_Exercise material:_
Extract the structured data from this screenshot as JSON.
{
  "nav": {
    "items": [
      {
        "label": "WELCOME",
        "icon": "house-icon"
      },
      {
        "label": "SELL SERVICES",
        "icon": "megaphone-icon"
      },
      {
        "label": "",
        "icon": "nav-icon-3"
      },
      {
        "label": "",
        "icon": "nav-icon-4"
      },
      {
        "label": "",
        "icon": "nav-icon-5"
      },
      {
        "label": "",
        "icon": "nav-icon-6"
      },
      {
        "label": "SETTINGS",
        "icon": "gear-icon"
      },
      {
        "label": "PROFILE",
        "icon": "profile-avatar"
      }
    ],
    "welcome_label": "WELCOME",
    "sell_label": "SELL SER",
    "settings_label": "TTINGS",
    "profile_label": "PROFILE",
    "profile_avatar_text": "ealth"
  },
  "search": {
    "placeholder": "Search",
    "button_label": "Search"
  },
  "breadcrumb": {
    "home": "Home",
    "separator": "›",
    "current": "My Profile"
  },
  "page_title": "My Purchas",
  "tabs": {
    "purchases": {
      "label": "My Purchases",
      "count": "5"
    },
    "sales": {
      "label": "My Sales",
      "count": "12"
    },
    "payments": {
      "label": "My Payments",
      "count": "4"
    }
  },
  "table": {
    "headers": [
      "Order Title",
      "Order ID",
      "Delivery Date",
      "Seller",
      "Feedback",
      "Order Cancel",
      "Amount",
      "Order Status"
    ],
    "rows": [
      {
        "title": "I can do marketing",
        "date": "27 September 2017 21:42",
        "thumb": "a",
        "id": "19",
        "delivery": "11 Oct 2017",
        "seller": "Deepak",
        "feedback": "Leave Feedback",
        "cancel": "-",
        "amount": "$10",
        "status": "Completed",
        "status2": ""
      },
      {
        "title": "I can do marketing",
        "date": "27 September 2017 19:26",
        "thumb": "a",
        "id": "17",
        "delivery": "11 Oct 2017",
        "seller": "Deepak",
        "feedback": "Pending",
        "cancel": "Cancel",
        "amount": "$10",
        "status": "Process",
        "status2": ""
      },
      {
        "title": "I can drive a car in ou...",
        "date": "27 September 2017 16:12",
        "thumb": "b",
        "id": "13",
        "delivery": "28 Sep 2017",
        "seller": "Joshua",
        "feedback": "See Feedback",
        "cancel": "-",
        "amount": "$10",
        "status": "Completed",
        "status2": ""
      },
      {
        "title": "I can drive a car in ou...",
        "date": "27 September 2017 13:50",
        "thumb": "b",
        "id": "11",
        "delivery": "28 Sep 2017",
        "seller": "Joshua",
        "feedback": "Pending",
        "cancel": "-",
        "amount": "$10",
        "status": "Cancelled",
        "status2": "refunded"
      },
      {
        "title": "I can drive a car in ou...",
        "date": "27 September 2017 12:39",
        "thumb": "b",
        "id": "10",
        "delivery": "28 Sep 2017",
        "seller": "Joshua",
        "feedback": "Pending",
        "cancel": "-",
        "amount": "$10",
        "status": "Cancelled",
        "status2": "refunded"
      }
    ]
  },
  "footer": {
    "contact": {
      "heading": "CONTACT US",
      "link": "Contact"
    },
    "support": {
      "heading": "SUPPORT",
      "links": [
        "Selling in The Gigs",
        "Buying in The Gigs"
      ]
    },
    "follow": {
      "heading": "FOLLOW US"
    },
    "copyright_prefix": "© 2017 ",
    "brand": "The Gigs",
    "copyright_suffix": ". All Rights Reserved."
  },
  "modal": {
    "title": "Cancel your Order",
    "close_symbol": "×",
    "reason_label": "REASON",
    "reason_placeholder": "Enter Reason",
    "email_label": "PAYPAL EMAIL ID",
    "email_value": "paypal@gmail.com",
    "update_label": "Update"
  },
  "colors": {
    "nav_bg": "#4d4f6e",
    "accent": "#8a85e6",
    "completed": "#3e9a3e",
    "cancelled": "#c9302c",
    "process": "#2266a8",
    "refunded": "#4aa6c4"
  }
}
---
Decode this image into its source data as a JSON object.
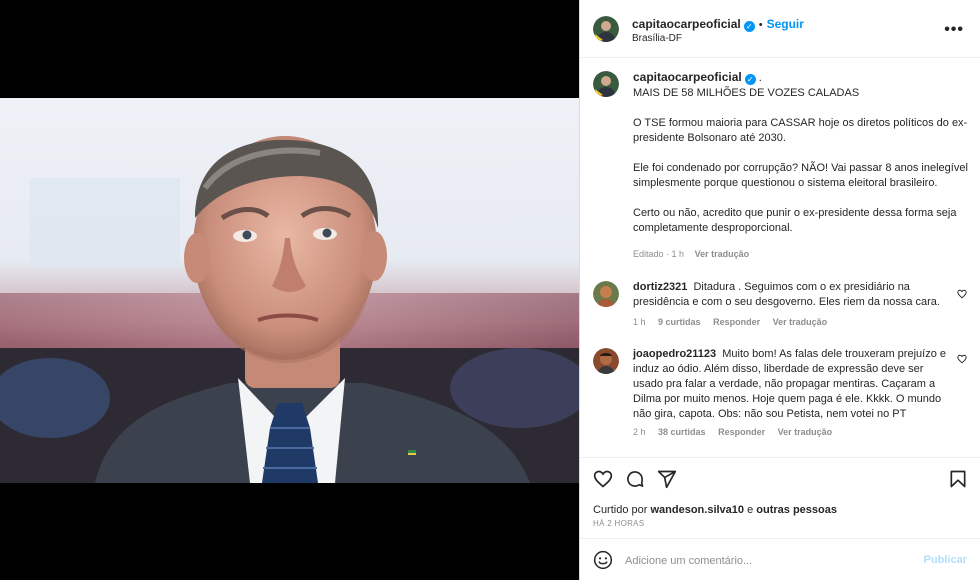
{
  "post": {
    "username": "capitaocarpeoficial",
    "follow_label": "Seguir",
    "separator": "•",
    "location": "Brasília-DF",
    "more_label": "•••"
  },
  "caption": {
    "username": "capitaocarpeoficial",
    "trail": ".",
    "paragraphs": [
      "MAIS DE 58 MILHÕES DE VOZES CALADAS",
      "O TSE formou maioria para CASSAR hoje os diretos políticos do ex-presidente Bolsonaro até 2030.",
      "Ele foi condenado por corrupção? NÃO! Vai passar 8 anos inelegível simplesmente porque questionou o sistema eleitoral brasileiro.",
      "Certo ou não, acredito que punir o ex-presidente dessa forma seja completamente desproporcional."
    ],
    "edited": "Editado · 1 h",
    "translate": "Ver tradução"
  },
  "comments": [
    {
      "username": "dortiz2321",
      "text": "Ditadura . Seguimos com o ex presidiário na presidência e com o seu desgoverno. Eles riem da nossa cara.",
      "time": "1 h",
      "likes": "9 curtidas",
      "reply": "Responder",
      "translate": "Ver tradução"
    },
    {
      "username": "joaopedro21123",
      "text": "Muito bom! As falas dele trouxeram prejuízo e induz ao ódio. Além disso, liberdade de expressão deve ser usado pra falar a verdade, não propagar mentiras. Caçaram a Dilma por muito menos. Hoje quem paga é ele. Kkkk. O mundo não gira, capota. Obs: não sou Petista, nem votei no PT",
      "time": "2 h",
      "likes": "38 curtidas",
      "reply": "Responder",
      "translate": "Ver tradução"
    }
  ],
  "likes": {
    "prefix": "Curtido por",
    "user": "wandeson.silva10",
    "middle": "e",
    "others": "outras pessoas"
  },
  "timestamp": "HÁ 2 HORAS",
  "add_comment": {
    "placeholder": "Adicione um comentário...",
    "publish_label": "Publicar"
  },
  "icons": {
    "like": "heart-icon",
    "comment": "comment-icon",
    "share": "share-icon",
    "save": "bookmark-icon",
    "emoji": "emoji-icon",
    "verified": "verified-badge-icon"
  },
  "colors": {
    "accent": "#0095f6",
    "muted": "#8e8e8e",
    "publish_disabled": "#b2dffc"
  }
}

_Stated task:_ Pull out all lines containing the word "Gigs" from the entries above.

_Expected answer:_
        "Selling in The Gigs",
        "Buying in The Gigs"
    "brand": "The Gigs",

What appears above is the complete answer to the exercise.